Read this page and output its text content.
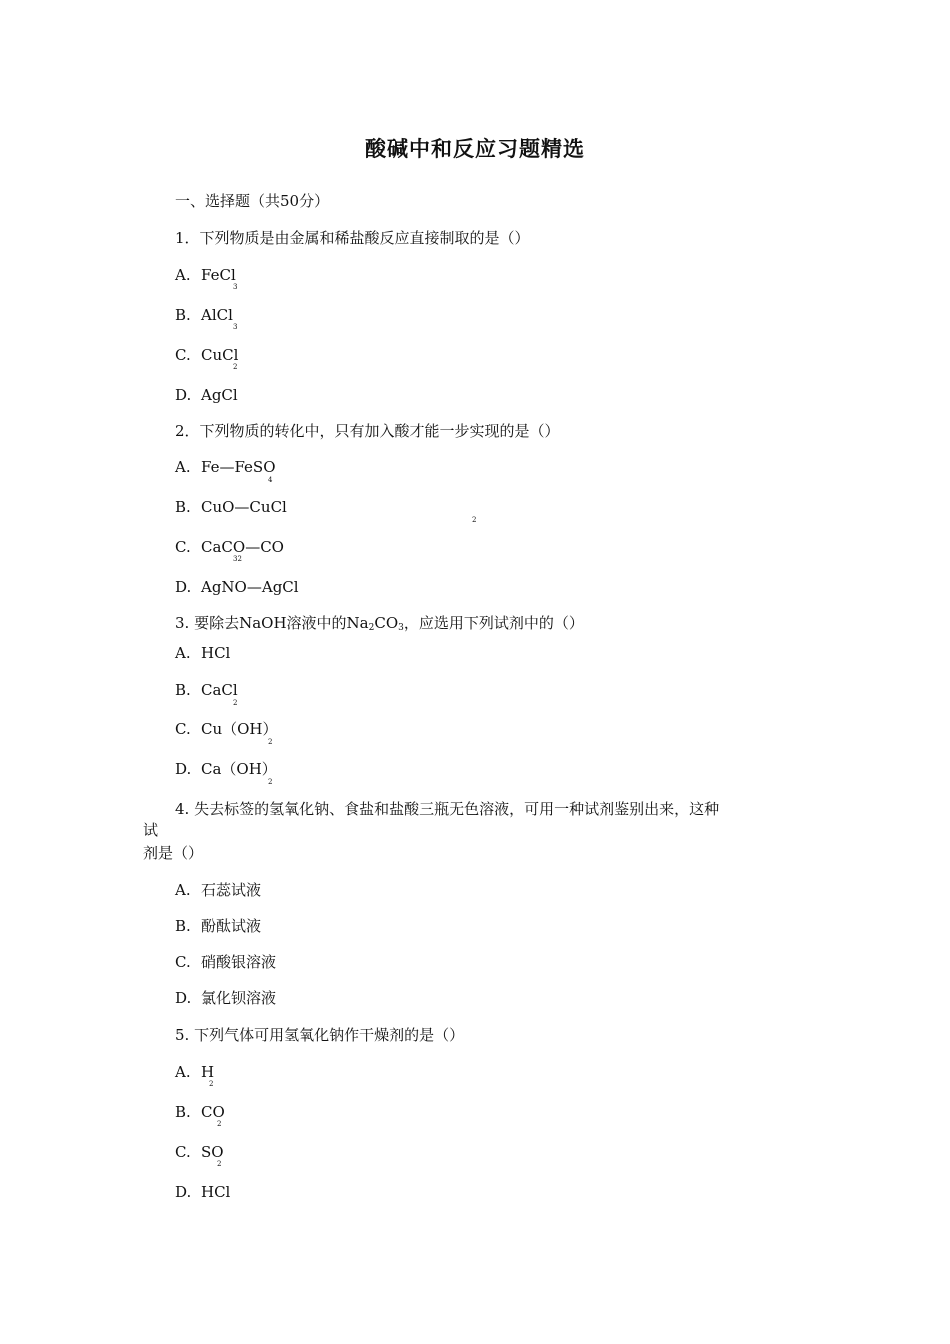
酸碱中和反应习题精选
一、选择题（共50分）
1．下列物质是由金属和稀盐酸反应直接制取的是（）
A. FeCl
3
B. AlCl
3
C. CuCl
2
D. AgCl
2．下列物质的转化中，只有加入酸才能一步实现的是（）
A. Fe—FeSO
4
B. CuO—CuCl
2
C. CaCO—CO
32
D. AgNO—AgCl
3. 要除去NaOH溶液中的Na2CO3，应选用下列试剂中的（）
A. HCl
B. CaCl
2
C. Cu（OH）
2
D. Ca（OH）
2
4. 失去标签的氢氧化钠、食盐和盐酸三瓶无色溶液，可用一种试剂鉴别出来，这种
试
剂是（）
A. 石蕊试液
B. 酚酞试液
C. 硝酸银溶液
D. 氯化钡溶液
5. 下列气体可用氢氧化钠作干燥剂的是（）
A. H
2
B. CO
2
C. SO
2
D. HCl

* * *

Write out the material above once more, exactly as it reads, with no pictures.

Read this page and output its text content.
酸碱中和反应习题精选
一、选择题（共50分）
1．下列物质是由金属和稀盐酸反应直接制取的是（）
A. FeCl
3
B. AlCl
3
C. CuCl
2
D. AgCl
2．下列物质的转化中，只有加入酸才能一步实现的是（）
A. Fe—FeSO
4
B. CuO—CuCl
2
C. CaCO—CO
32
D. AgNO—AgCl
3. 要除去NaOH溶液中的Na2CO3，应选用下列试剂中的（）
A. HCl
B. CaCl
2
C. Cu（OH）
2
D. Ca（OH）
2
4. 失去标签的氢氧化钠、食盐和盐酸三瓶无色溶液，可用一种试剂鉴别出来，这种
试
剂是（）
A. 石蕊试液
B. 酚酞试液
C. 硝酸银溶液
D. 氯化钡溶液
5. 下列气体可用氢氧化钠作干燥剂的是（）
A. H
2
B. CO
2
C. SO
2
D. HCl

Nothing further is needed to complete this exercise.